== THE DATA ==
★ ★ ★ ★ ★
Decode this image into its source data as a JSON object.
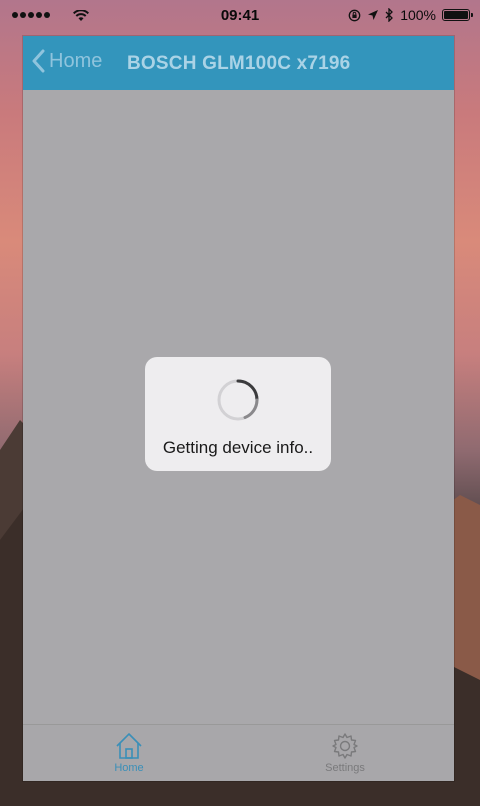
{
  "status_bar": {
    "time": "09:41",
    "battery_percent": "100%",
    "battery_level": 1.0,
    "signal_bars": 5
  },
  "nav": {
    "back_label": "Home",
    "title": "BOSCH GLM100C x7196"
  },
  "loading": {
    "message": "Getting device info.."
  },
  "tabs": [
    {
      "label": "Home",
      "icon": "home-icon",
      "selected": true
    },
    {
      "label": "Settings",
      "icon": "gear-icon",
      "selected": false
    }
  ],
  "colors": {
    "nav_background": "#3395bc",
    "tab_selected": "#3a8fb8",
    "tab_unselected": "#7a7a7c",
    "overlay": "#a9a8ab"
  }
}
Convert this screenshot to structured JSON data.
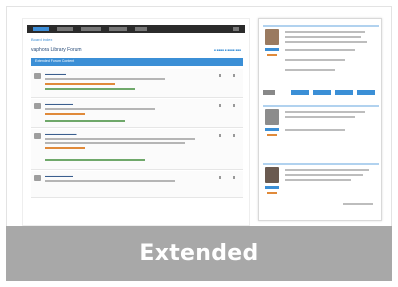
{
  "banner": {
    "label": "Extended"
  },
  "preview": {
    "breadcrumb": "Board index",
    "forum_title": "vaphora Library Forum",
    "category_header": "Extended Forum Content",
    "accent_color": "#3b8fd6",
    "banner_color": "#a8a8a8"
  }
}
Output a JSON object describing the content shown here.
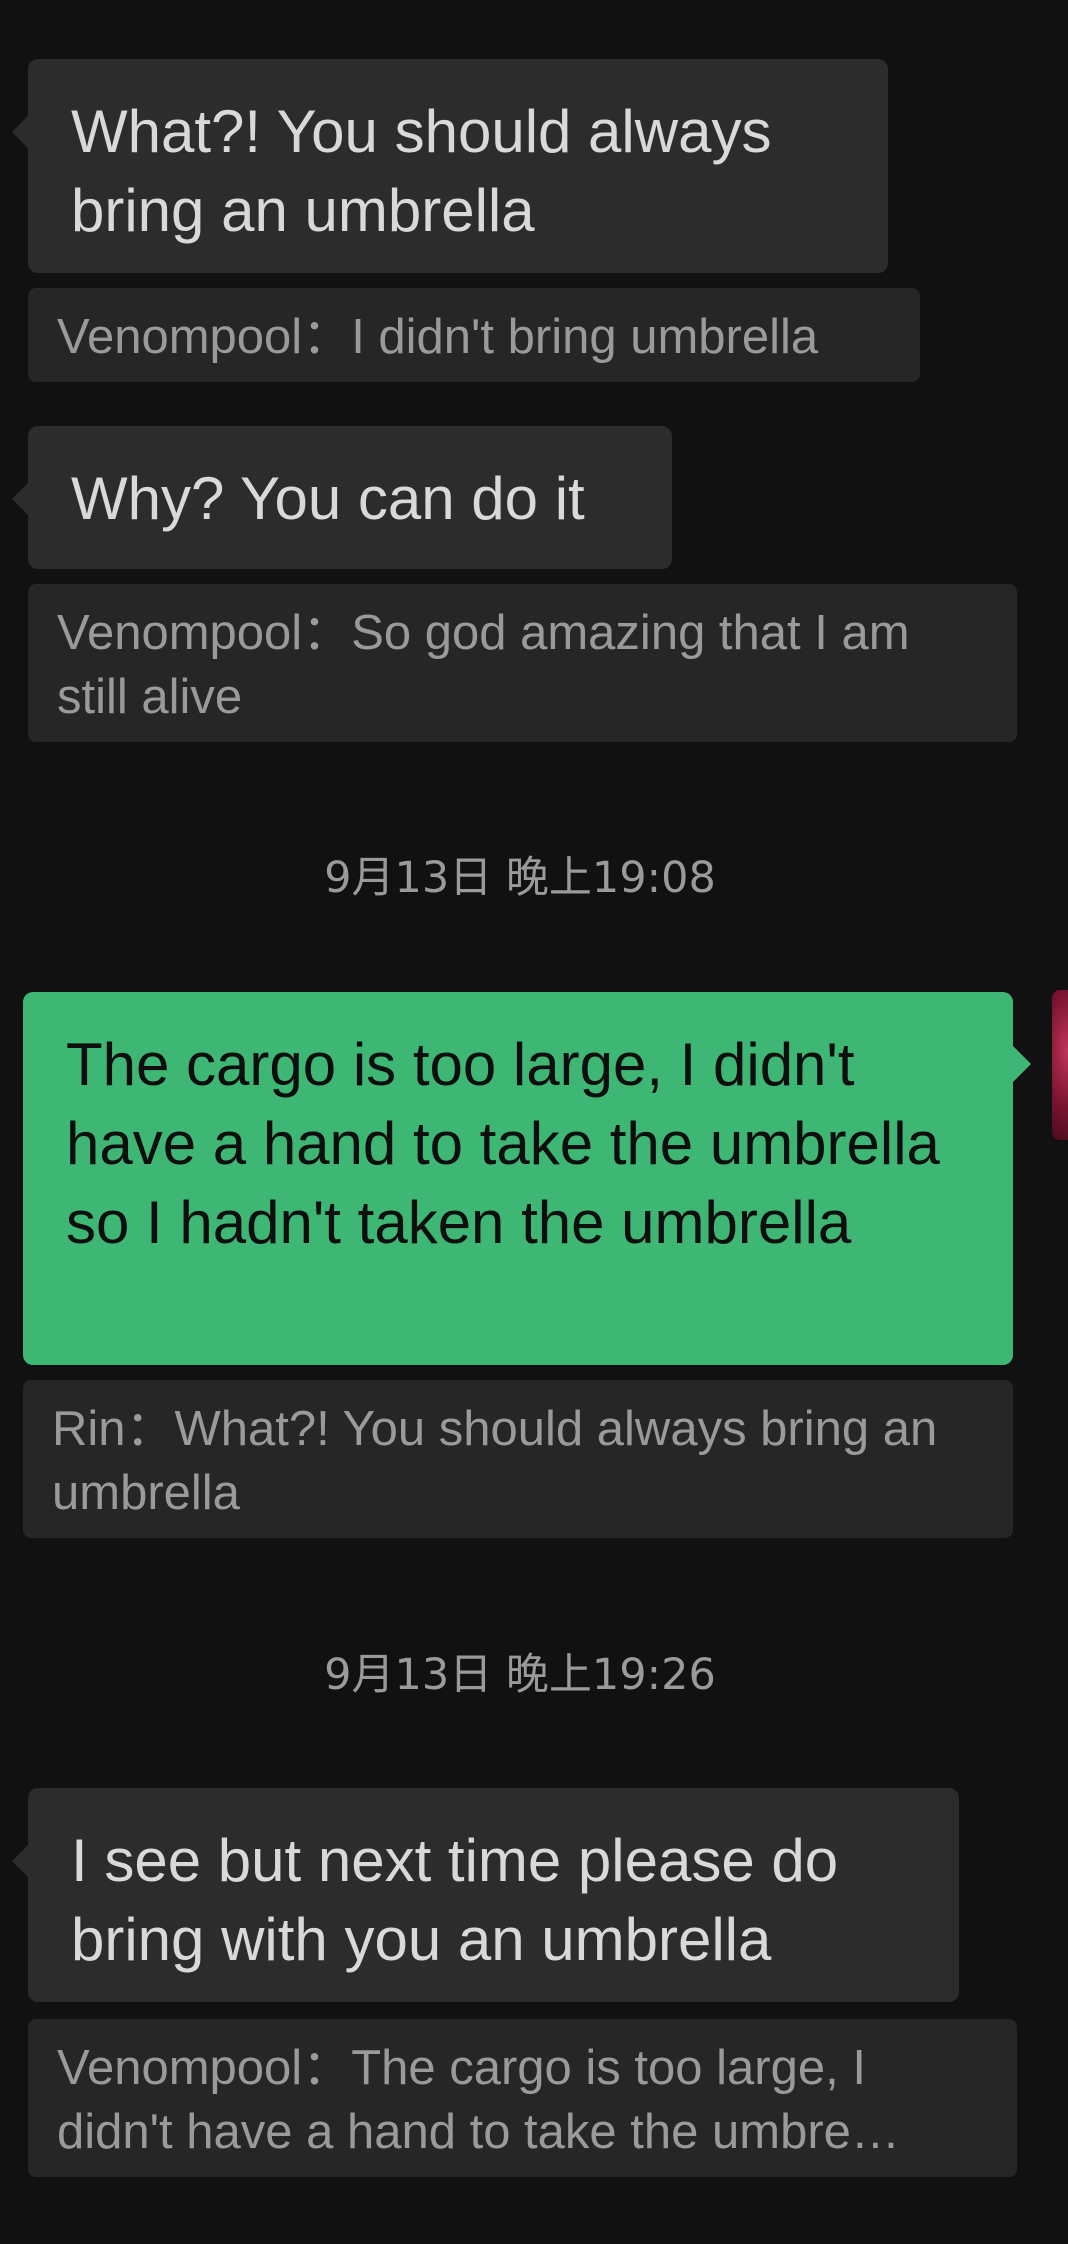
{
  "messages": [
    {
      "direction": "incoming",
      "text": "What?! You should always bring an umbrella",
      "quote": "Venompool：I didn't bring umbrella"
    },
    {
      "direction": "incoming",
      "text": "Why? You can do it",
      "quote": "Venompool：So god amazing that I am still alive"
    },
    {
      "timestamp": "9月13日 晚上19:08"
    },
    {
      "direction": "outgoing",
      "text": "The cargo is too large, I didn't have a hand to take the umbrella so I hadn't taken the umbrella",
      "quote": "Rin：What?! You should always bring an umbrella"
    },
    {
      "timestamp": "9月13日 晚上19:26"
    },
    {
      "direction": "incoming",
      "text": "I see but next time please do bring with you an umbrella",
      "quote": "Venompool：The cargo is too large, I didn't have a hand to take the umbre…"
    }
  ],
  "colors": {
    "background": "#111111",
    "incoming_bubble": "#2c2c2c",
    "outgoing_bubble": "#3fb774",
    "quote_background": "#262626",
    "quote_text": "#9a9a9a"
  }
}
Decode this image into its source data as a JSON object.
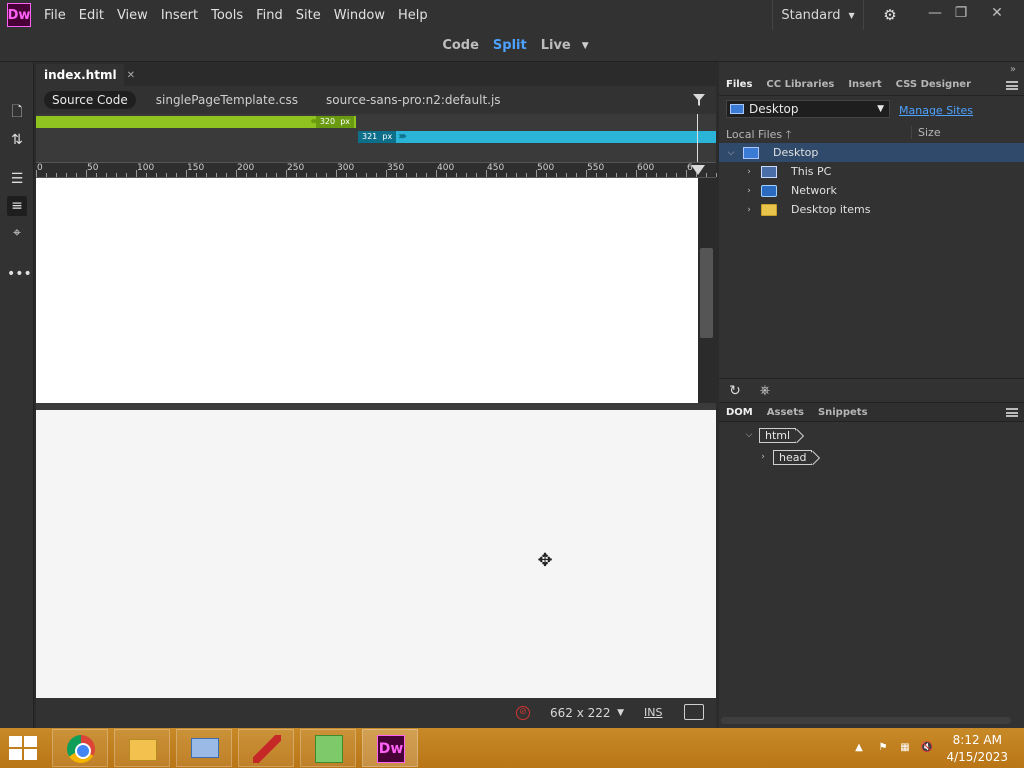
★ ★ ★ ★ ★
Pull out each line containing the word "didn" and copy it.

== SOLUTION TO THE PROBLEM ==
      "quote": "Venompool：I didn't bring umbrella"
      "text": "The cargo is too large, I didn't have a hand to take the umbrella so I hadn't taken the umbrella",
      "quote": "Venompool：The cargo is too large, I didn't have a hand to take the umbre…"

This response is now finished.